Begin LISTING
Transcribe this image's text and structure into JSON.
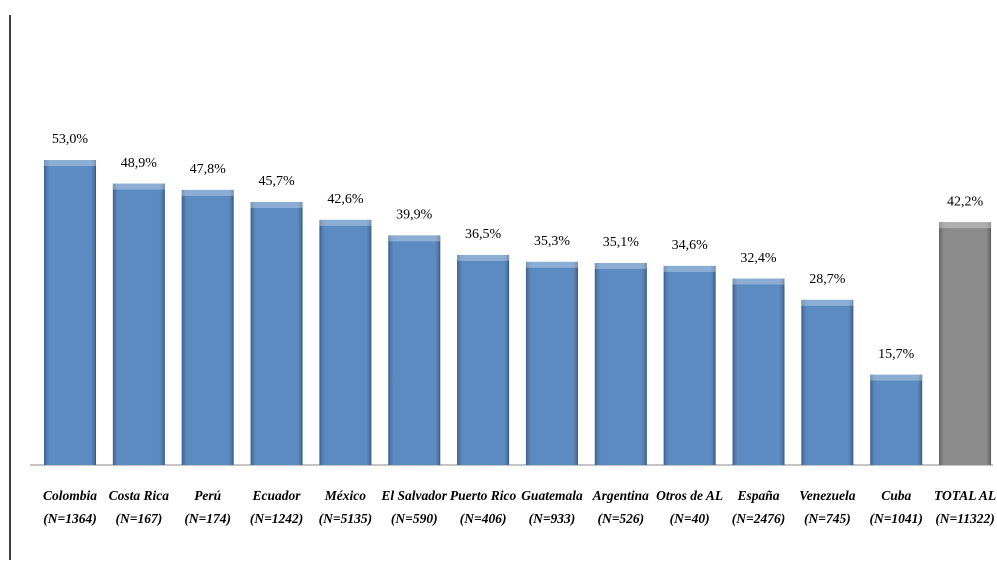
{
  "chart_data": {
    "type": "bar",
    "categories": [
      [
        "Colombia",
        "(N=1364)"
      ],
      [
        "Costa Rica",
        "(N=167)"
      ],
      [
        "Perú",
        "(N=174)"
      ],
      [
        "Ecuador",
        "(N=1242)"
      ],
      [
        "México",
        "(N=5135)"
      ],
      [
        "El Salvador",
        "(N=590)"
      ],
      [
        "Puerto Rico",
        "(N=406)"
      ],
      [
        "Guatemala",
        "(N=933)"
      ],
      [
        "Argentina",
        "(N=526)"
      ],
      [
        "Otros de AL",
        "(N=40)"
      ],
      [
        "España",
        "(N=2476)"
      ],
      [
        "Venezuela",
        "(N=745)"
      ],
      [
        "Cuba",
        "(N=1041)"
      ],
      [
        "TOTAL AL",
        "(N=11322)"
      ]
    ],
    "values": [
      53.0,
      48.9,
      47.8,
      45.7,
      42.6,
      39.9,
      36.5,
      35.3,
      35.1,
      34.6,
      32.4,
      28.7,
      15.7,
      42.2
    ],
    "value_labels": [
      "53,0%",
      "48,9%",
      "47,8%",
      "45,7%",
      "42,6%",
      "39,9%",
      "36,5%",
      "35,3%",
      "35,1%",
      "34,6%",
      "32,4%",
      "28,7%",
      "15,7%",
      "42,2%"
    ],
    "colors": [
      "#4a7ebb",
      "#4a7ebb",
      "#4a7ebb",
      "#4a7ebb",
      "#4a7ebb",
      "#4a7ebb",
      "#4a7ebb",
      "#4a7ebb",
      "#4a7ebb",
      "#4a7ebb",
      "#4a7ebb",
      "#4a7ebb",
      "#4a7ebb",
      "#7f7f7f"
    ]
  }
}
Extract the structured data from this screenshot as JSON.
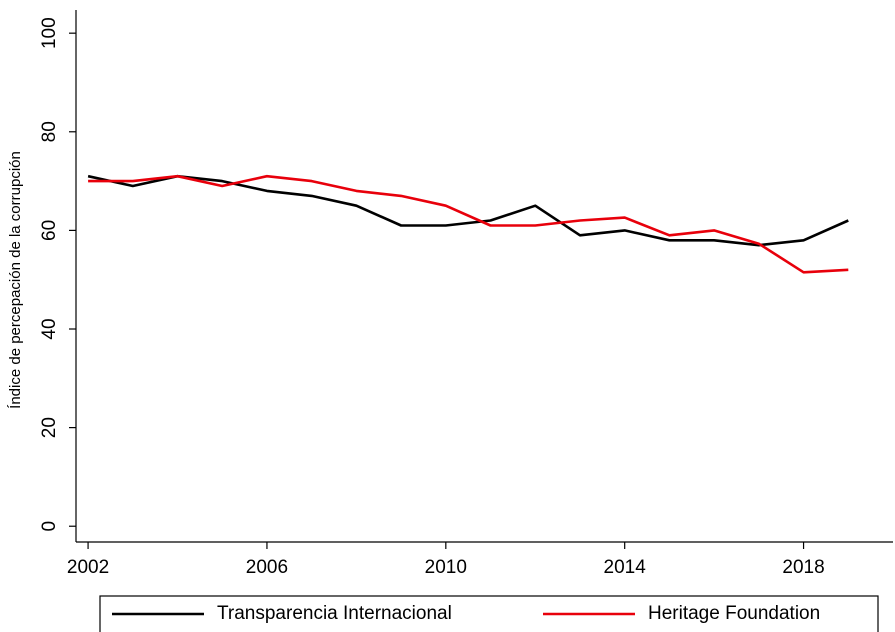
End LISTING
### TO BE DONE
Output the data above without changes, apart from leaving out the pictures.

### OUTPUT OF THE EXERCISE
Transcribe this image's text and structure into JSON.
{
  "chart_data": {
    "type": "bar",
    "categories": [
      [
        "Colombia",
        "(N=1364)"
      ],
      [
        "Costa Rica",
        "(N=167)"
      ],
      [
        "Perú",
        "(N=174)"
      ],
      [
        "Ecuador",
        "(N=1242)"
      ],
      [
        "México",
        "(N=5135)"
      ],
      [
        "El Salvador",
        "(N=590)"
      ],
      [
        "Puerto Rico",
        "(N=406)"
      ],
      [
        "Guatemala",
        "(N=933)"
      ],
      [
        "Argentina",
        "(N=526)"
      ],
      [
        "Otros de AL",
        "(N=40)"
      ],
      [
        "España",
        "(N=2476)"
      ],
      [
        "Venezuela",
        "(N=745)"
      ],
      [
        "Cuba",
        "(N=1041)"
      ],
      [
        "TOTAL AL",
        "(N=11322)"
      ]
    ],
    "values": [
      53.0,
      48.9,
      47.8,
      45.7,
      42.6,
      39.9,
      36.5,
      35.3,
      35.1,
      34.6,
      32.4,
      28.7,
      15.7,
      42.2
    ],
    "value_labels": [
      "53,0%",
      "48,9%",
      "47,8%",
      "45,7%",
      "42,6%",
      "39,9%",
      "36,5%",
      "35,3%",
      "35,1%",
      "34,6%",
      "32,4%",
      "28,7%",
      "15,7%",
      "42,2%"
    ],
    "colors": [
      "#4a7ebb",
      "#4a7ebb",
      "#4a7ebb",
      "#4a7ebb",
      "#4a7ebb",
      "#4a7ebb",
      "#4a7ebb",
      "#4a7ebb",
      "#4a7ebb",
      "#4a7ebb",
      "#4a7ebb",
      "#4a7ebb",
      "#4a7ebb",
      "#7f7f7f"
    ]
  }
}
Extract the structured data from this screenshot as JSON.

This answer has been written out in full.